Records from a collection:
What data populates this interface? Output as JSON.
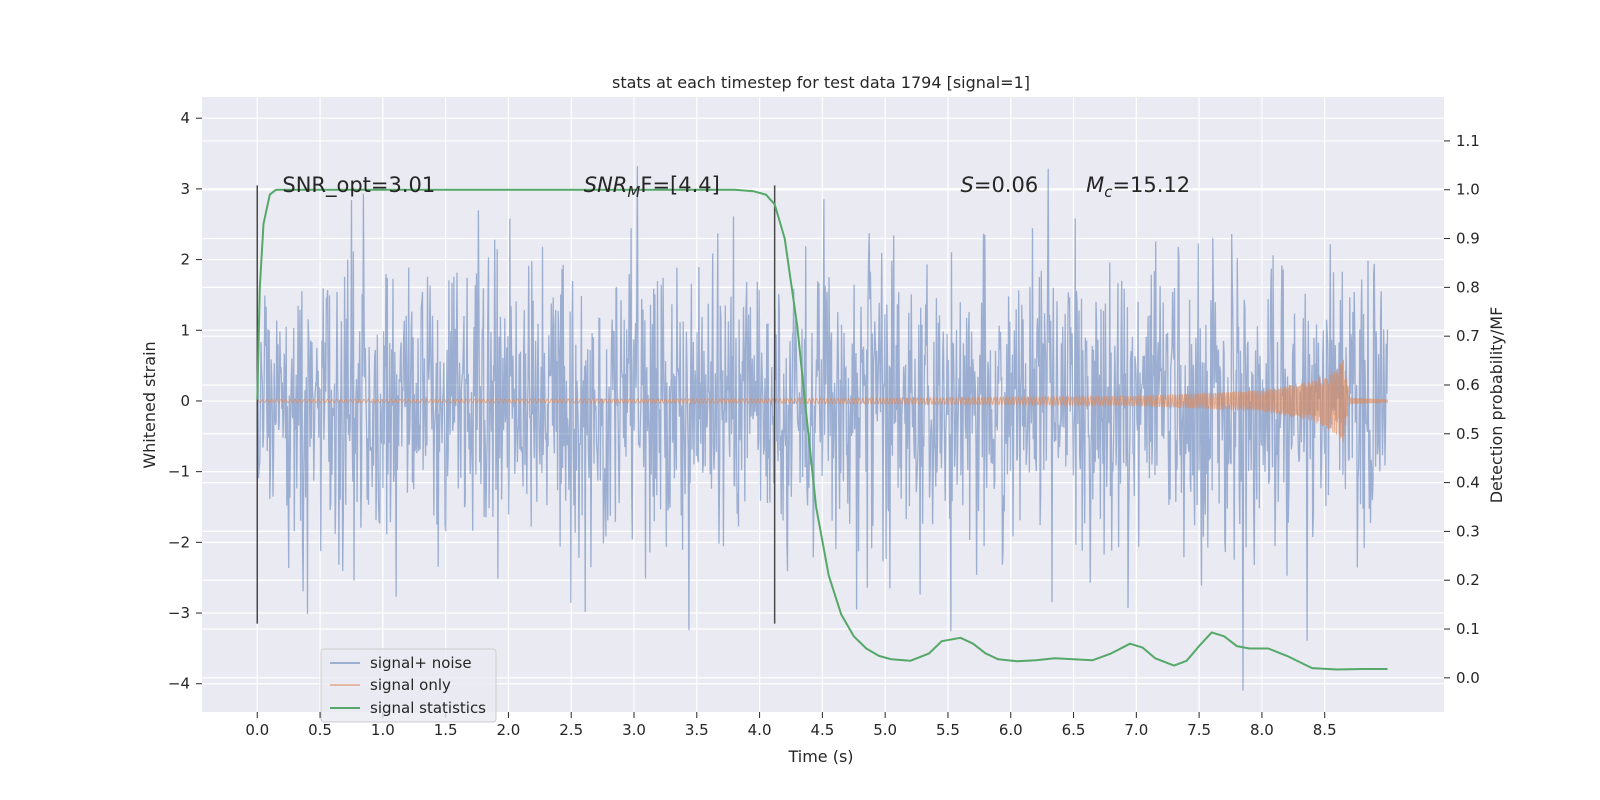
{
  "chart_data": {
    "type": "line",
    "title": "stats at each timestep for test data 1794 [signal=1]",
    "xlabel": "Time (s)",
    "ylabel": "Whitened strain",
    "ylabel_right": "Detection probability/MF",
    "xlim": [
      -0.44,
      9.45
    ],
    "ylim": [
      -4.4,
      4.3
    ],
    "ylim_right": [
      -0.07,
      1.19
    ],
    "x_ticks": [
      "0.0",
      "0.5",
      "1.0",
      "1.5",
      "2.0",
      "2.5",
      "3.0",
      "3.5",
      "4.0",
      "4.5",
      "5.0",
      "5.5",
      "6.0",
      "6.5",
      "7.0",
      "7.5",
      "8.0",
      "8.5"
    ],
    "x_tick_values": [
      0,
      0.5,
      1,
      1.5,
      2,
      2.5,
      3,
      3.5,
      4,
      4.5,
      5,
      5.5,
      6,
      6.5,
      7,
      7.5,
      8,
      8.5
    ],
    "y_ticks": [
      "4",
      "3",
      "2",
      "1",
      "0",
      "−1",
      "−2",
      "−3",
      "−4"
    ],
    "y_tick_values": [
      4,
      3,
      2,
      1,
      0,
      -1,
      -2,
      -3,
      -4
    ],
    "y_right_ticks": [
      "1.1",
      "1.0",
      "0.9",
      "0.8",
      "0.7",
      "0.6",
      "0.5",
      "0.4",
      "0.3",
      "0.2",
      "0.1",
      "0.0"
    ],
    "y_right_tick_values": [
      1.1,
      1.0,
      0.9,
      0.8,
      0.7,
      0.6,
      0.5,
      0.4,
      0.3,
      0.2,
      0.1,
      0.0
    ],
    "annotations": [
      {
        "text": "SNR_opt=3.01",
        "x": 0.2,
        "y": 3.0
      },
      {
        "text": "SNR_M F=[4.4]",
        "x": 2.6,
        "y": 3.0
      },
      {
        "text": "S=0.06",
        "x": 5.6,
        "y": 3.0
      },
      {
        "text": "M_c=15.12",
        "x": 6.6,
        "y": 3.0
      }
    ],
    "vertical_lines": [
      {
        "x": 0.0,
        "y_range": [
          -3.15,
          3.05
        ]
      },
      {
        "x": 4.12,
        "y_range": [
          -3.15,
          3.05
        ]
      }
    ],
    "series": [
      {
        "name": "signal+ noise",
        "color": "#4c72b0",
        "axis": "left",
        "description": "whitened noisy strain, roughly Gaussian with sigma ~1, x from 0 to 9.0",
        "sigma": 1.0,
        "x_range": [
          0.0,
          9.0
        ]
      },
      {
        "name": "signal only",
        "color": "#dd8452",
        "axis": "left",
        "description": "chirp waveform growing in amplitude, merger near 8.65 s",
        "amplitude_points": [
          [
            0.0,
            0.02
          ],
          [
            4.0,
            0.03
          ],
          [
            6.0,
            0.05
          ],
          [
            7.0,
            0.07
          ],
          [
            8.0,
            0.15
          ],
          [
            8.4,
            0.28
          ],
          [
            8.6,
            0.48
          ],
          [
            8.65,
            0.6
          ],
          [
            8.7,
            0.05
          ],
          [
            9.0,
            0.02
          ]
        ]
      },
      {
        "name": "signal statistics",
        "color": "#55a868",
        "axis": "right",
        "x": [
          0.0,
          0.02,
          0.05,
          0.1,
          0.15,
          0.2,
          0.3,
          0.5,
          1.0,
          2.0,
          3.0,
          3.5,
          3.8,
          3.95,
          4.05,
          4.12,
          4.2,
          4.3,
          4.38,
          4.45,
          4.55,
          4.65,
          4.75,
          4.85,
          4.95,
          5.05,
          5.2,
          5.35,
          5.45,
          5.6,
          5.7,
          5.8,
          5.9,
          6.05,
          6.2,
          6.35,
          6.5,
          6.65,
          6.8,
          6.95,
          7.05,
          7.15,
          7.3,
          7.4,
          7.5,
          7.6,
          7.7,
          7.8,
          7.9,
          8.05,
          8.2,
          8.4,
          8.6,
          8.8,
          9.0
        ],
        "y": [
          0.57,
          0.8,
          0.93,
          0.99,
          1.0,
          1.0,
          1.0,
          1.0,
          1.0,
          1.0,
          1.0,
          1.0,
          1.0,
          0.997,
          0.99,
          0.97,
          0.9,
          0.72,
          0.52,
          0.35,
          0.21,
          0.13,
          0.085,
          0.06,
          0.045,
          0.038,
          0.035,
          0.05,
          0.075,
          0.082,
          0.07,
          0.05,
          0.038,
          0.034,
          0.036,
          0.04,
          0.038,
          0.036,
          0.05,
          0.07,
          0.062,
          0.04,
          0.025,
          0.035,
          0.065,
          0.093,
          0.085,
          0.065,
          0.06,
          0.06,
          0.045,
          0.02,
          0.017,
          0.018,
          0.018
        ]
      }
    ],
    "legend": {
      "location": "lower-left",
      "entries": [
        "signal+ noise",
        "signal only",
        "signal statistics"
      ]
    },
    "grid": true
  }
}
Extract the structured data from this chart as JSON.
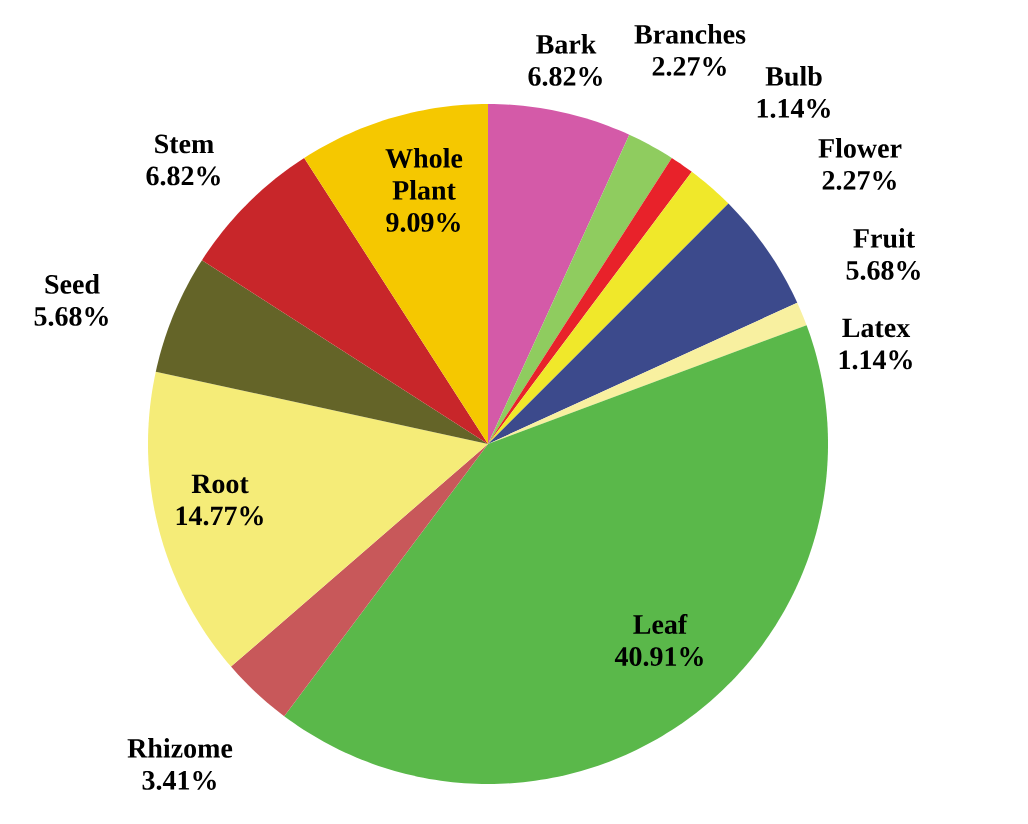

▶ **STATED PROBLEM**
Transcribe the full listing above exactly as it stands, minus the pictures.

▶ **WORKED ANSWER**
What data populates this interface? Output as JSON.
{
  "chart_data": {
    "type": "line",
    "title": "stats at each timestep for test data 1794 [signal=1]",
    "xlabel": "Time (s)",
    "ylabel": "Whitened strain",
    "ylabel_right": "Detection probability/MF",
    "xlim": [
      -0.44,
      9.45
    ],
    "ylim": [
      -4.4,
      4.3
    ],
    "ylim_right": [
      -0.07,
      1.19
    ],
    "x_ticks": [
      "0.0",
      "0.5",
      "1.0",
      "1.5",
      "2.0",
      "2.5",
      "3.0",
      "3.5",
      "4.0",
      "4.5",
      "5.0",
      "5.5",
      "6.0",
      "6.5",
      "7.0",
      "7.5",
      "8.0",
      "8.5"
    ],
    "x_tick_values": [
      0,
      0.5,
      1,
      1.5,
      2,
      2.5,
      3,
      3.5,
      4,
      4.5,
      5,
      5.5,
      6,
      6.5,
      7,
      7.5,
      8,
      8.5
    ],
    "y_ticks": [
      "4",
      "3",
      "2",
      "1",
      "0",
      "−1",
      "−2",
      "−3",
      "−4"
    ],
    "y_tick_values": [
      4,
      3,
      2,
      1,
      0,
      -1,
      -2,
      -3,
      -4
    ],
    "y_right_ticks": [
      "1.1",
      "1.0",
      "0.9",
      "0.8",
      "0.7",
      "0.6",
      "0.5",
      "0.4",
      "0.3",
      "0.2",
      "0.1",
      "0.0"
    ],
    "y_right_tick_values": [
      1.1,
      1.0,
      0.9,
      0.8,
      0.7,
      0.6,
      0.5,
      0.4,
      0.3,
      0.2,
      0.1,
      0.0
    ],
    "annotations": [
      {
        "text": "SNR_opt=3.01",
        "x": 0.2,
        "y": 3.0
      },
      {
        "text": "SNR_M F=[4.4]",
        "x": 2.6,
        "y": 3.0
      },
      {
        "text": "S=0.06",
        "x": 5.6,
        "y": 3.0
      },
      {
        "text": "M_c=15.12",
        "x": 6.6,
        "y": 3.0
      }
    ],
    "vertical_lines": [
      {
        "x": 0.0,
        "y_range": [
          -3.15,
          3.05
        ]
      },
      {
        "x": 4.12,
        "y_range": [
          -3.15,
          3.05
        ]
      }
    ],
    "series": [
      {
        "name": "signal+ noise",
        "color": "#4c72b0",
        "axis": "left",
        "description": "whitened noisy strain, roughly Gaussian with sigma ~1, x from 0 to 9.0",
        "sigma": 1.0,
        "x_range": [
          0.0,
          9.0
        ]
      },
      {
        "name": "signal only",
        "color": "#dd8452",
        "axis": "left",
        "description": "chirp waveform growing in amplitude, merger near 8.65 s",
        "amplitude_points": [
          [
            0.0,
            0.02
          ],
          [
            4.0,
            0.03
          ],
          [
            6.0,
            0.05
          ],
          [
            7.0,
            0.07
          ],
          [
            8.0,
            0.15
          ],
          [
            8.4,
            0.28
          ],
          [
            8.6,
            0.48
          ],
          [
            8.65,
            0.6
          ],
          [
            8.7,
            0.05
          ],
          [
            9.0,
            0.02
          ]
        ]
      },
      {
        "name": "signal statistics",
        "color": "#55a868",
        "axis": "right",
        "x": [
          0.0,
          0.02,
          0.05,
          0.1,
          0.15,
          0.2,
          0.3,
          0.5,
          1.0,
          2.0,
          3.0,
          3.5,
          3.8,
          3.95,
          4.05,
          4.12,
          4.2,
          4.3,
          4.38,
          4.45,
          4.55,
          4.65,
          4.75,
          4.85,
          4.95,
          5.05,
          5.2,
          5.35,
          5.45,
          5.6,
          5.7,
          5.8,
          5.9,
          6.05,
          6.2,
          6.35,
          6.5,
          6.65,
          6.8,
          6.95,
          7.05,
          7.15,
          7.3,
          7.4,
          7.5,
          7.6,
          7.7,
          7.8,
          7.9,
          8.05,
          8.2,
          8.4,
          8.6,
          8.8,
          9.0
        ],
        "y": [
          0.57,
          0.8,
          0.93,
          0.99,
          1.0,
          1.0,
          1.0,
          1.0,
          1.0,
          1.0,
          1.0,
          1.0,
          1.0,
          0.997,
          0.99,
          0.97,
          0.9,
          0.72,
          0.52,
          0.35,
          0.21,
          0.13,
          0.085,
          0.06,
          0.045,
          0.038,
          0.035,
          0.05,
          0.075,
          0.082,
          0.07,
          0.05,
          0.038,
          0.034,
          0.036,
          0.04,
          0.038,
          0.036,
          0.05,
          0.07,
          0.062,
          0.04,
          0.025,
          0.035,
          0.065,
          0.093,
          0.085,
          0.065,
          0.06,
          0.06,
          0.045,
          0.02,
          0.017,
          0.018,
          0.018
        ]
      }
    ],
    "legend": {
      "location": "lower-left",
      "entries": [
        "signal+ noise",
        "signal only",
        "signal statistics"
      ]
    },
    "grid": true
  }
}
Extract the structured data from this chart as JSON.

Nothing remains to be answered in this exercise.